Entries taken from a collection

------------------------------------------------

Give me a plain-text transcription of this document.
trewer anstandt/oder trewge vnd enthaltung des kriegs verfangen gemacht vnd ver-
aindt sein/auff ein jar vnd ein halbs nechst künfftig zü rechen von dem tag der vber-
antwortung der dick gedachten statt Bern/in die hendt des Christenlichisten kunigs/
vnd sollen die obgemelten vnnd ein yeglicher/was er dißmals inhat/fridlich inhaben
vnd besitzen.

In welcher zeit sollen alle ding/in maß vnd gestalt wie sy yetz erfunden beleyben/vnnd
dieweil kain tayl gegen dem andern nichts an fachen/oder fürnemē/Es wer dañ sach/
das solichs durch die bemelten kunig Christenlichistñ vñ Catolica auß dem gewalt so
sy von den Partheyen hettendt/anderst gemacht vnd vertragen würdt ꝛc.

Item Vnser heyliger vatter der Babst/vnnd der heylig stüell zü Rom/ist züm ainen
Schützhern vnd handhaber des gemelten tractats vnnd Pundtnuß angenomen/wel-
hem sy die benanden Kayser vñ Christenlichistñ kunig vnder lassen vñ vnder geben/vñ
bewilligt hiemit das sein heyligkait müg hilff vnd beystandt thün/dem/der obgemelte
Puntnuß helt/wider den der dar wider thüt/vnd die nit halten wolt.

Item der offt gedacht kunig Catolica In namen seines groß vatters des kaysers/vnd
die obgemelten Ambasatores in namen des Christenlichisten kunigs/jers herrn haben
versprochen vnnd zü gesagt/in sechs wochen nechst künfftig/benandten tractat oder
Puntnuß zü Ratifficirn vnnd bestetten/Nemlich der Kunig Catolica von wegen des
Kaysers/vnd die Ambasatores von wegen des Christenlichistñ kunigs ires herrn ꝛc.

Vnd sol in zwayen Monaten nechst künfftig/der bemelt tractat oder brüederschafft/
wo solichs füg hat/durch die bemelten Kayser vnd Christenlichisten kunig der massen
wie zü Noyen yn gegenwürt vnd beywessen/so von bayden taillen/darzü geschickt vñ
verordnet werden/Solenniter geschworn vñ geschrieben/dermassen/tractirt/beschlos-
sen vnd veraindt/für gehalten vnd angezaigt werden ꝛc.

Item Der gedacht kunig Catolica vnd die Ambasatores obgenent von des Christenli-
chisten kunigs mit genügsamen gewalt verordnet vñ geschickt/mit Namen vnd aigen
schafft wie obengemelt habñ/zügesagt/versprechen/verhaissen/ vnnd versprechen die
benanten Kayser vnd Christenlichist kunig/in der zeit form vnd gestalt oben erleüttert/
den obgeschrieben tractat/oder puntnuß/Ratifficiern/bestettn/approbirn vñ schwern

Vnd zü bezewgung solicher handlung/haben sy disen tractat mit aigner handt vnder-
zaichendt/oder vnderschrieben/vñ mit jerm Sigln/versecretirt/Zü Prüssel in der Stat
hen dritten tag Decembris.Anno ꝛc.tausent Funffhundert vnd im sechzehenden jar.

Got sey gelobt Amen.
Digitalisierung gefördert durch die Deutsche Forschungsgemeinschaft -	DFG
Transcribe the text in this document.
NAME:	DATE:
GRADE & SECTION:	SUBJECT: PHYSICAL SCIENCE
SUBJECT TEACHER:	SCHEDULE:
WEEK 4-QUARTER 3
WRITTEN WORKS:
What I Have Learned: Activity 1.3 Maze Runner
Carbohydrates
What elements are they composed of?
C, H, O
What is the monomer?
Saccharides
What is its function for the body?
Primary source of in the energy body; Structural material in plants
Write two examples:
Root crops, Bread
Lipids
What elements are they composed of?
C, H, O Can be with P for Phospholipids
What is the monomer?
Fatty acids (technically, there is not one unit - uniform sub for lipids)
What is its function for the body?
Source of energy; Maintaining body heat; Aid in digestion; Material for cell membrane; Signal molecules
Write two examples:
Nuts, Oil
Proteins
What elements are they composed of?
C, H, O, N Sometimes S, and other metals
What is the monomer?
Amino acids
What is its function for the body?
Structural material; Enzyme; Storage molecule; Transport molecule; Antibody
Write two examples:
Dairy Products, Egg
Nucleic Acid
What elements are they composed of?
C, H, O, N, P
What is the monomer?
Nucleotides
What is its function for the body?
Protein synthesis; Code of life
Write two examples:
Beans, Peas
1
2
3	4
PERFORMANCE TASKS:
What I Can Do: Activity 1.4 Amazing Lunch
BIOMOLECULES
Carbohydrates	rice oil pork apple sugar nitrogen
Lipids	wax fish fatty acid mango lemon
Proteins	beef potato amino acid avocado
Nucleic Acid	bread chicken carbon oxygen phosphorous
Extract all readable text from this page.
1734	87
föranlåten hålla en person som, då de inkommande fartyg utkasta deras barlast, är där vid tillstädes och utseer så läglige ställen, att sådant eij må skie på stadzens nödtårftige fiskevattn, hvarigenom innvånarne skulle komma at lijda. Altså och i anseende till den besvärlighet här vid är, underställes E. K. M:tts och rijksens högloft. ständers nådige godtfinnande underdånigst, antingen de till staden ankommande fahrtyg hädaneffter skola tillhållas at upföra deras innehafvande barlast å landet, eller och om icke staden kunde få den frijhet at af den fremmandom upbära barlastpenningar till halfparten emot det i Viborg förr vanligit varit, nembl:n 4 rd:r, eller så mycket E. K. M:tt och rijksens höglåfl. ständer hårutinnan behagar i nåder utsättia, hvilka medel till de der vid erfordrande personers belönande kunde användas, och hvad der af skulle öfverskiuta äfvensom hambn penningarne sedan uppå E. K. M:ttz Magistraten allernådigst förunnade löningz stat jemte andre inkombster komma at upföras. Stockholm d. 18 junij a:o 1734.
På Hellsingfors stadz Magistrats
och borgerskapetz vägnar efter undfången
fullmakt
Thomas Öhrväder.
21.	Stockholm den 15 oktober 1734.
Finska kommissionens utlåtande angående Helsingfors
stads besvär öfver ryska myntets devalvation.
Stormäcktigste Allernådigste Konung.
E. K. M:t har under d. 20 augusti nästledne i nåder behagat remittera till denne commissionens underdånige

------------------------------------------------

§ The problem:
The answer should be all the entries, restated with no word changed.

§ Task answer:
Give me a plain-text transcription of this document.
trewer anstandt/oder trewge vnd enthaltung des kriegs verfangen gemacht vnd ver-
aindt sein/auff ein jar vnd ein halbs nechst künfftig zü rechen von dem tag der vber-
antwortung der dick gedachten statt Bern/in die hendt des Christenlichisten kunigs/
vnd sollen die obgemelten vnnd ein yeglicher/was er dißmals inhat/fridlich inhaben
vnd besitzen.

In welcher zeit sollen alle ding/in maß vnd gestalt wie sy yetz erfunden beleyben/vnnd
dieweil kain tayl gegen dem andern nichts an fachen/oder fürnemē/Es wer dañ sach/
das solichs durch die bemelten kunig Christenlichistñ vñ Catolica auß dem gewalt so
sy von den Partheyen hettendt/anderst gemacht vnd vertragen würdt ꝛc.

Item Vnser heyliger vatter der Babst/vnnd der heylig stüell zü Rom/ist züm ainen
Schützhern vnd handhaber des gemelten tractats vnnd Pundtnuß angenomen/wel-
hem sy die benanden Kayser vñ Christenlichistñ kunig vnder lassen vñ vnder geben/vñ
bewilligt hiemit das sein heyligkait müg hilff vnd beystandt thün/dem/der obgemelte
Puntnuß helt/wider den der dar wider thüt/vnd die nit halten wolt.

Item der offt gedacht kunig Catolica In namen seines groß vatters des kaysers/vnd
die obgemelten Ambasatores in namen des Christenlichisten kunigs/jers herrn haben
versprochen vnnd zü gesagt/in sechs wochen nechst künfftig/benandten tractat oder
Puntnuß zü Ratifficirn vnnd bestetten/Nemlich der Kunig Catolica von wegen des
Kaysers/vnd die Ambasatores von wegen des Christenlichistñ kunigs ires herrn ꝛc.

Vnd sol in zwayen Monaten nechst künfftig/der bemelt tractat oder brüederschafft/
wo solichs füg hat/durch die bemelten Kayser vnd Christenlichisten kunig der massen
wie zü Noyen yn gegenwürt vnd beywessen/so von bayden taillen/darzü geschickt vñ
verordnet werden/Solenniter geschworn vñ geschrieben/dermassen/tractirt/beschlos-
sen vnd veraindt/für gehalten vnd angezaigt werden ꝛc.

Item Der gedacht kunig Catolica vnd die Ambasatores obgenent von des Christenli-
chisten kunigs mit genügsamen gewalt verordnet vñ geschickt/mit Namen vnd aigen
schafft wie obengemelt habñ/zügesagt/versprechen/verhaissen/ vnnd versprechen die
benanten Kayser vnd Christenlichist kunig/in der zeit form vnd gestalt oben erleüttert/
den obgeschrieben tractat/oder puntnuß/Ratifficiern/bestettn/approbirn vñ schwern

Vnd zü bezewgung solicher handlung/haben sy disen tractat mit aigner handt vnder-
zaichendt/oder vnderschrieben/vñ mit jerm Sigln/versecretirt/Zü Prüssel in der Stat
hen dritten tag Decembris.Anno ꝛc.tausent Funffhundert vnd im sechzehenden jar.

Got sey gelobt Amen.
Digitalisierung gefördert durch die Deutsche Forschungsgemeinschaft -	DFG
Transcribe the text in this document.
NAME:	DATE:
GRADE & SECTION:	SUBJECT: PHYSICAL SCIENCE
SUBJECT TEACHER:	SCHEDULE:
WEEK 4-QUARTER 3
WRITTEN WORKS:
What I Have Learned: Activity 1.3 Maze Runner
Carbohydrates
What elements are they composed of?
C, H, O
What is the monomer?
Saccharides
What is its function for the body?
Primary source of in the energy body; Structural material in plants
Write two examples:
Root crops, Bread
Lipids
What elements are they composed of?
C, H, O Can be with P for Phospholipids
What is the monomer?
Fatty acids (technically, there is not one unit - uniform sub for lipids)
What is its function for the body?
Source of energy; Maintaining body heat; Aid in digestion; Material for cell membrane; Signal molecules
Write two examples:
Nuts, Oil
Proteins
What elements are they composed of?
C, H, O, N Sometimes S, and other metals
What is the monomer?
Amino acids
What is its function for the body?
Structural material; Enzyme; Storage molecule; Transport molecule; Antibody
Write two examples:
Dairy Products, Egg
Nucleic Acid
What elements are they composed of?
C, H, O, N, P
What is the monomer?
Nucleotides
What is its function for the body?
Protein synthesis; Code of life
Write two examples:
Beans, Peas
1
2
3	4
PERFORMANCE TASKS:
What I Can Do: Activity 1.4 Amazing Lunch
BIOMOLECULES
Carbohydrates	rice oil pork apple sugar nitrogen
Lipids	wax fish fatty acid mango lemon
Proteins	beef potato amino acid avocado
Nucleic Acid	bread chicken carbon oxygen phosphorous
Extract all readable text from this page.
1734	87
föranlåten hålla en person som, då de inkommande fartyg utkasta deras barlast, är där vid tillstädes och utseer så läglige ställen, att sådant eij må skie på stadzens nödtårftige fiskevattn, hvarigenom innvånarne skulle komma at lijda. Altså och i anseende till den besvärlighet här vid är, underställes E. K. M:tts och rijksens högloft. ständers nådige godtfinnande underdånigst, antingen de till staden ankommande fahrtyg hädaneffter skola tillhållas at upföra deras innehafvande barlast å landet, eller och om icke staden kunde få den frijhet at af den fremmandom upbära barlastpenningar till halfparten emot det i Viborg förr vanligit varit, nembl:n 4 rd:r, eller så mycket E. K. M:tt och rijksens höglåfl. ständer hårutinnan behagar i nåder utsättia, hvilka medel till de der vid erfordrande personers belönande kunde användas, och hvad der af skulle öfverskiuta äfvensom hambn penningarne sedan uppå E. K. M:ttz Magistraten allernådigst förunnade löningz stat jemte andre inkombster komma at upföras. Stockholm d. 18 junij a:o 1734.
På Hellsingfors stadz Magistrats
och borgerskapetz vägnar efter undfången
fullmakt
Thomas Öhrväder.
21.	Stockholm den 15 oktober 1734.
Finska kommissionens utlåtande angående Helsingfors
stads besvär öfver ryska myntets devalvation.
Stormäcktigste Allernådigste Konung.
E. K. M:t har under d. 20 augusti nästledne i nåder behagat remittera till denne commissionens underdånige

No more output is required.